**STATED GOAL**. Every line of the material below must be repeated exactly.

**DATA TO PROCESS**.
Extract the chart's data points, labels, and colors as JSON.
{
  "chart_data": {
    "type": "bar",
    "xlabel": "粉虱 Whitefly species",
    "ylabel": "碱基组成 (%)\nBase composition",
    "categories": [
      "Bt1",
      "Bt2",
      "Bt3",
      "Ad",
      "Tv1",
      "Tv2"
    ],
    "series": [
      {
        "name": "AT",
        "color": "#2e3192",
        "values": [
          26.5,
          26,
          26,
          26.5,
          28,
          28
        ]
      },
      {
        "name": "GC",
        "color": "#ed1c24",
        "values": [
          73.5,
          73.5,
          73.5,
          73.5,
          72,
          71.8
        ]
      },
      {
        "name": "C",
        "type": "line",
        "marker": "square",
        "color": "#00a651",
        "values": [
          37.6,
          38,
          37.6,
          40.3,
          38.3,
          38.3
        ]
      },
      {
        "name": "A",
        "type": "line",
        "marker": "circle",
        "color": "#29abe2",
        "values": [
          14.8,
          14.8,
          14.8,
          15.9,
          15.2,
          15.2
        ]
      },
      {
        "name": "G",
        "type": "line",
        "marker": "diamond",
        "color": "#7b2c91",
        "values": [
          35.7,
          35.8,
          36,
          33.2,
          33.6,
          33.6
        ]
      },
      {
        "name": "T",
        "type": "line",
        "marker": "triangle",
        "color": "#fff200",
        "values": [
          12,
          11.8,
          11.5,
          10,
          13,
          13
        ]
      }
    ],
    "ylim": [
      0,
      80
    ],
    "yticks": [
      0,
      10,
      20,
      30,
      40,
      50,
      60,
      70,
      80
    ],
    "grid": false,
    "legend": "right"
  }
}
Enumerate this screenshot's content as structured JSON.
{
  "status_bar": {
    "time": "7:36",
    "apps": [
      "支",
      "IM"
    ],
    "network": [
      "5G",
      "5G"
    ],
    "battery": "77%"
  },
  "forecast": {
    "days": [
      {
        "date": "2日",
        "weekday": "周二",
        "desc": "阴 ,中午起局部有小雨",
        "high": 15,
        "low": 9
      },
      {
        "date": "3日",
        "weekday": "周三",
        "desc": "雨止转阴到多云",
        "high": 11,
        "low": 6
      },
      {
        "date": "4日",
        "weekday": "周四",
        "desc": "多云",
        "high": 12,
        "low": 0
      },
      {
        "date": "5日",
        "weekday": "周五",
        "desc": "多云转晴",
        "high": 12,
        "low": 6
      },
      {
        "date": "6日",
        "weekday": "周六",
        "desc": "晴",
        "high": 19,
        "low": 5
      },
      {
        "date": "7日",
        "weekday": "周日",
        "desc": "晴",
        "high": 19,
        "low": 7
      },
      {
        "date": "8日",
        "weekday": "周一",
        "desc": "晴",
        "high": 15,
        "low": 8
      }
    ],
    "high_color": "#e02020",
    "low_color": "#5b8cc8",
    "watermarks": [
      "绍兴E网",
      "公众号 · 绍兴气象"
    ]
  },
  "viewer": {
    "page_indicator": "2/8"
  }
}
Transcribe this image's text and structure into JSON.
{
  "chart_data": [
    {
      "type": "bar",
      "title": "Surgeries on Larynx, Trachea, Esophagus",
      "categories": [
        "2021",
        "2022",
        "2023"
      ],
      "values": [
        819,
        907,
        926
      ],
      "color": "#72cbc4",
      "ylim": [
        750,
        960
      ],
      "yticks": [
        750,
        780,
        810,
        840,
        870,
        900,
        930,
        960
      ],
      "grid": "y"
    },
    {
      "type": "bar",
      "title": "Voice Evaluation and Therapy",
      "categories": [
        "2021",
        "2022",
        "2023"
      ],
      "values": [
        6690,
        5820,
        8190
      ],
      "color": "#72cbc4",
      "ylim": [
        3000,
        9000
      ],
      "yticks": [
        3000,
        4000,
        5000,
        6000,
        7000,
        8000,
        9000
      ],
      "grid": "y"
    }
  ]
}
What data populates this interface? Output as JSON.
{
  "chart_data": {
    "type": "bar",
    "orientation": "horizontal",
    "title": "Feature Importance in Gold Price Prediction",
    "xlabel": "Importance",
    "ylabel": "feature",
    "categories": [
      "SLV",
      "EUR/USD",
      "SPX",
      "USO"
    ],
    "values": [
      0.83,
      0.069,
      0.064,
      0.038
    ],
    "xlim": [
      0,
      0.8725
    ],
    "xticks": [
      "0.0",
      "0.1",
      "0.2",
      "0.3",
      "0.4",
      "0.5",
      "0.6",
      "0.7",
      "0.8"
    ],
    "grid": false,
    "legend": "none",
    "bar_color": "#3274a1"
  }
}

**SOLUTION TO THE PROBLEM**.
Extract the chart's data points, labels, and colors as JSON.
{
  "chart_data": {
    "type": "bar",
    "xlabel": "粉虱 Whitefly species",
    "ylabel": "碱基组成 (%)\nBase composition",
    "categories": [
      "Bt1",
      "Bt2",
      "Bt3",
      "Ad",
      "Tv1",
      "Tv2"
    ],
    "series": [
      {
        "name": "AT",
        "color": "#2e3192",
        "values": [
          26.5,
          26,
          26,
          26.5,
          28,
          28
        ]
      },
      {
        "name": "GC",
        "color": "#ed1c24",
        "values": [
          73.5,
          73.5,
          73.5,
          73.5,
          72,
          71.8
        ]
      },
      {
        "name": "C",
        "type": "line",
        "marker": "square",
        "color": "#00a651",
        "values": [
          37.6,
          38,
          37.6,
          40.3,
          38.3,
          38.3
        ]
      },
      {
        "name": "A",
        "type": "line",
        "marker": "circle",
        "color": "#29abe2",
        "values": [
          14.8,
          14.8,
          14.8,
          15.9,
          15.2,
          15.2
        ]
      },
      {
        "name": "G",
        "type": "line",
        "marker": "diamond",
        "color": "#7b2c91",
        "values": [
          35.7,
          35.8,
          36,
          33.2,
          33.6,
          33.6
        ]
      },
      {
        "name": "T",
        "type": "line",
        "marker": "triangle",
        "color": "#fff200",
        "values": [
          12,
          11.8,
          11.5,
          10,
          13,
          13
        ]
      }
    ],
    "ylim": [
      0,
      80
    ],
    "yticks": [
      0,
      10,
      20,
      30,
      40,
      50,
      60,
      70,
      80
    ],
    "grid": false,
    "legend": "right"
  }
}
Enumerate this screenshot's content as structured JSON.
{
  "status_bar": {
    "time": "7:36",
    "apps": [
      "支",
      "IM"
    ],
    "network": [
      "5G",
      "5G"
    ],
    "battery": "77%"
  },
  "forecast": {
    "days": [
      {
        "date": "2日",
        "weekday": "周二",
        "desc": "阴 ,中午起局部有小雨",
        "high": 15,
        "low": 9
      },
      {
        "date": "3日",
        "weekday": "周三",
        "desc": "雨止转阴到多云",
        "high": 11,
        "low": 6
      },
      {
        "date": "4日",
        "weekday": "周四",
        "desc": "多云",
        "high": 12,
        "low": 0
      },
      {
        "date": "5日",
        "weekday": "周五",
        "desc": "多云转晴",
        "high": 12,
        "low": 6
      },
      {
        "date": "6日",
        "weekday": "周六",
        "desc": "晴",
        "high": 19,
        "low": 5
      },
      {
        "date": "7日",
        "weekday": "周日",
        "desc": "晴",
        "high": 19,
        "low": 7
      },
      {
        "date": "8日",
        "weekday": "周一",
        "desc": "晴",
        "high": 15,
        "low": 8
      }
    ],
    "high_color": "#e02020",
    "low_color": "#5b8cc8",
    "watermarks": [
      "绍兴E网",
      "公众号 · 绍兴气象"
    ]
  },
  "viewer": {
    "page_indicator": "2/8"
  }
}
Transcribe this image's text and structure into JSON.
{
  "chart_data": [
    {
      "type": "bar",
      "title": "Surgeries on Larynx, Trachea, Esophagus",
      "categories": [
        "2021",
        "2022",
        "2023"
      ],
      "values": [
        819,
        907,
        926
      ],
      "color": "#72cbc4",
      "ylim": [
        750,
        960
      ],
      "yticks": [
        750,
        780,
        810,
        840,
        870,
        900,
        930,
        960
      ],
      "grid": "y"
    },
    {
      "type": "bar",
      "title": "Voice Evaluation and Therapy",
      "categories": [
        "2021",
        "2022",
        "2023"
      ],
      "values": [
        6690,
        5820,
        8190
      ],
      "color": "#72cbc4",
      "ylim": [
        3000,
        9000
      ],
      "yticks": [
        3000,
        4000,
        5000,
        6000,
        7000,
        8000,
        9000
      ],
      "grid": "y"
    }
  ]
}
What data populates this interface? Output as JSON.
{
  "chart_data": {
    "type": "bar",
    "orientation": "horizontal",
    "title": "Feature Importance in Gold Price Prediction",
    "xlabel": "Importance",
    "ylabel": "feature",
    "categories": [
      "SLV",
      "EUR/USD",
      "SPX",
      "USO"
    ],
    "values": [
      0.83,
      0.069,
      0.064,
      0.038
    ],
    "xlim": [
      0,
      0.8725
    ],
    "xticks": [
      "0.0",
      "0.1",
      "0.2",
      "0.3",
      "0.4",
      "0.5",
      "0.6",
      "0.7",
      "0.8"
    ],
    "grid": false,
    "legend": "none",
    "bar_color": "#3274a1"
  }
}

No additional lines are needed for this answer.